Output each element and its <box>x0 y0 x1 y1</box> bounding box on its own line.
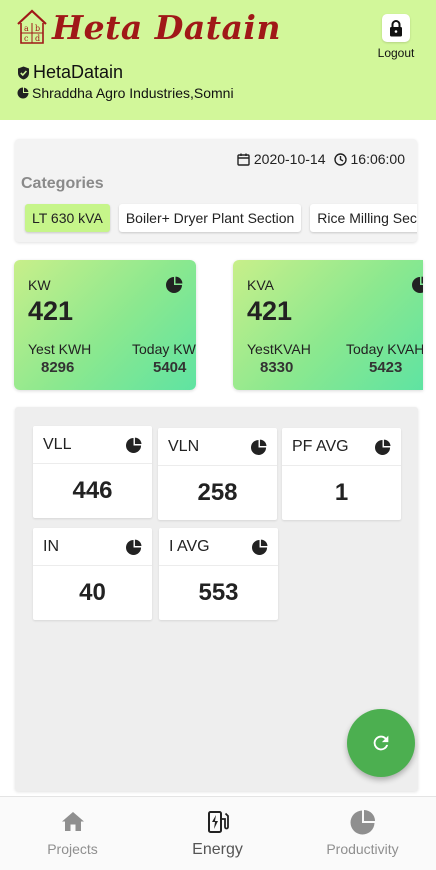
category-chip-rice-milling[interactable]: Rice Milling Section <box>310 204 417 232</box>
organization-info: Shraddha Agro Industries,Somni <box>17 85 234 101</box>
param-value: 1 <box>334 479 349 506</box>
refresh-button[interactable] <box>347 709 415 777</box>
refresh-icon[interactable] <box>370 732 392 754</box>
time-label: 16:06:00 <box>350 151 406 167</box>
bottom-navigation: Projects Energy Productivity <box>0 796 436 870</box>
logout-button[interactable]: Logout <box>374 14 418 60</box>
pie-chart-icon[interactable] <box>350 809 376 835</box>
param-card-in[interactable]: IN 40 <box>33 528 152 620</box>
pie-chart-icon <box>166 276 183 293</box>
param-value: 40 <box>79 579 106 606</box>
metric-label: KVA <box>247 277 274 293</box>
pie-chart-icon <box>126 437 142 453</box>
categories-title: Categories <box>21 175 104 192</box>
brand-mark-b: b <box>35 24 40 33</box>
date-label: 2020-10-14 <box>253 151 326 167</box>
yest-label: YestKVAH <box>247 341 311 357</box>
category-chip-boiler-dryer[interactable]: Boiler+ Dryer Plant Section <box>118 204 302 232</box>
param-value: 446 <box>72 477 113 504</box>
datetime-display: 2020-10-14 16:06:00 <box>237 151 405 167</box>
param-card-i-avg[interactable]: I AVG 553 <box>159 528 278 620</box>
pie-chart-icon <box>251 439 267 455</box>
param-label: I AVG <box>169 537 210 555</box>
param-value: 553 <box>198 579 239 606</box>
metric-label: KW <box>28 277 51 293</box>
lock-icon[interactable] <box>382 14 410 42</box>
pie-chart-icon <box>17 87 29 99</box>
pie-chart-icon <box>126 539 142 555</box>
nav-projects[interactable]: Projects <box>0 797 145 870</box>
logout-label[interactable]: Logout <box>377 46 415 60</box>
pie-chart-icon <box>252 539 268 555</box>
nav-label[interactable]: Productivity <box>326 841 399 857</box>
user-info: HetaDatain <box>17 62 123 83</box>
param-value: 258 <box>197 479 238 506</box>
param-card-vll[interactable]: VLL 446 <box>33 426 152 518</box>
yest-value: 8296 <box>41 359 75 376</box>
brand-logo-text: Heta Datain <box>52 8 281 47</box>
metric-card-kw[interactable]: KW 421 Yest KWH 8296 Today KWH 5404 <box>14 260 196 390</box>
energy-icon[interactable] <box>206 810 230 834</box>
pie-chart-icon <box>375 439 391 455</box>
calendar-icon <box>237 153 250 166</box>
nav-productivity[interactable]: Productivity <box>290 797 435 870</box>
yest-value: 8330 <box>260 359 294 376</box>
metric-value: 421 <box>247 296 293 326</box>
username-label: HetaDatain <box>33 62 124 82</box>
house-logo-icon: a b c d <box>17 9 47 44</box>
home-icon[interactable] <box>61 811 85 833</box>
brand-mark-a: a <box>24 24 29 33</box>
param-card-pf-avg[interactable]: PF AVG 1 <box>282 428 401 520</box>
category-chip-lt-630-kva[interactable]: LT 630 kVA <box>25 204 110 232</box>
today-label: Today KWH <box>132 341 196 357</box>
clock-icon <box>333 152 347 166</box>
today-value: 5404 <box>153 359 187 376</box>
metric-value: 421 <box>28 296 74 326</box>
metric-card-kva[interactable]: KVA 421 YestKVAH 8330 Today KVAH 5423 <box>233 260 423 390</box>
nav-energy[interactable]: Energy <box>145 797 290 870</box>
nav-label[interactable]: Energy <box>192 841 243 858</box>
verified-shield-icon <box>18 66 29 79</box>
app-header: a b c d Heta Datain HetaDatain Shraddha … <box>0 0 436 120</box>
param-card-vln[interactable]: VLN 258 <box>158 428 277 520</box>
brand-mark-d: d <box>35 34 40 43</box>
yest-label: Yest KWH <box>28 341 92 357</box>
pie-chart-icon <box>412 276 423 293</box>
categories-card: 2020-10-14 16:06:00 Categories LT 630 kV… <box>15 139 417 242</box>
organization-label: Shraddha Agro Industries,Somni <box>32 85 234 101</box>
today-label: Today KVAH <box>346 341 423 357</box>
category-chip-list: LT 630 kVA Boiler+ Dryer Plant Section R… <box>25 204 417 232</box>
param-label: VLN <box>168 437 200 455</box>
parameter-grid-panel: VLL 446 VLN 258 PF AVG 1 IN 40 I AVG 553 <box>15 407 418 791</box>
today-value: 5423 <box>369 359 403 376</box>
nav-label[interactable]: Projects <box>47 841 98 857</box>
param-label: PF AVG <box>292 437 349 455</box>
param-label: VLL <box>43 435 72 453</box>
param-label: IN <box>43 537 59 555</box>
brand-mark-c: c <box>24 34 29 43</box>
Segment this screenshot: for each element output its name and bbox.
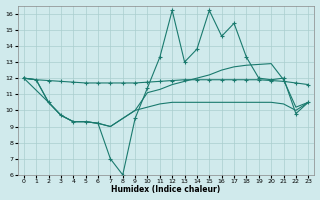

+++++

EXERCISE DESCRIPTION:
Copy out the material line for line, starting at the line that contains "category-chip-rice-milling[interactable]: Rice Milling" and ending at the line that contains "param-card-in[interactable]: IN 40", with both of those lines included.

ANSWER TO THE PROBLEM:
category-chip-rice-milling[interactable]: Rice Milling Section <box>310 204 417 232</box>
organization-info: Shraddha Agro Industries,Somni <box>17 85 234 101</box>
param-value: 1 <box>334 479 349 506</box>
refresh-button[interactable] <box>347 709 415 777</box>
refresh-icon[interactable] <box>370 732 392 754</box>
time-label: 16:06:00 <box>350 151 406 167</box>
bottom-navigation: Projects Energy Productivity <box>0 796 436 870</box>
logout-button[interactable]: Logout <box>374 14 418 60</box>
pie-chart-icon[interactable] <box>350 809 376 835</box>
param-card-in[interactable]: IN 40 <box>33 528 152 620</box>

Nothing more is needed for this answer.